▸ **TASK DETAILS**
Copy all lines below exactly as written. Leave pictures out.

[Data entries]
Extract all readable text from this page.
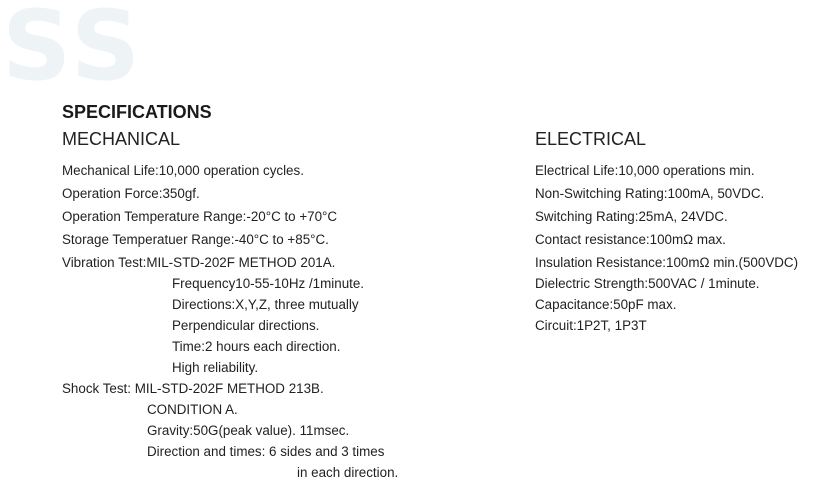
SS
SPECIFICATIONS
MECHANICAL
Mechanical Life:10,000 operation cycles.
Operation Force:350gf.
Operation Temperature Range:-20°C to +70°C
Storage Temperatuer Range:-40°C to +85°C.
Vibration Test:MIL-STD-202F METHOD 201A.
Frequency10-55-10Hz /1minute.
Directions:X,Y,Z, three mutually
Perpendicular directions.
Time:2 hours each direction.
High reliability.
Shock Test: MIL-STD-202F METHOD 213B.
CONDITION A.
Gravity:50G(peak value). 11msec.
Direction and times: 6 sides and 3 times
in each direction.
ELECTRICAL
Electrical Life:10,000 operations min.
Non-Switching Rating:100mA, 50VDC.
Switching Rating:25mA, 24VDC.
Contact resistance:100mΩ max.
Insulation Resistance:100mΩ min.(500VDC)
Dielectric Strength:500VAC / 1minute.
Capacitance:50pF max.
Circuit:1P2T, 1P3T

▸ **CORRECT RESPONSE**
Extract all readable text from this page.
SS
SPECIFICATIONS
MECHANICAL
Mechanical Life:10,000 operation cycles.
Operation Force:350gf.
Operation Temperature Range:-20°C to +70°C
Storage Temperatuer Range:-40°C to +85°C.
Vibration Test:MIL-STD-202F METHOD 201A.
Frequency10-55-10Hz /1minute.
Directions:X,Y,Z, three mutually
Perpendicular directions.
Time:2 hours each direction.
High reliability.
Shock Test: MIL-STD-202F METHOD 213B.
CONDITION A.
Gravity:50G(peak value). 11msec.
Direction and times: 6 sides and 3 times
in each direction.
ELECTRICAL
Electrical Life:10,000 operations min.
Non-Switching Rating:100mA, 50VDC.
Switching Rating:25mA, 24VDC.
Contact resistance:100mΩ max.
Insulation Resistance:100mΩ min.(500VDC)
Dielectric Strength:500VAC / 1minute.
Capacitance:50pF max.
Circuit:1P2T, 1P3T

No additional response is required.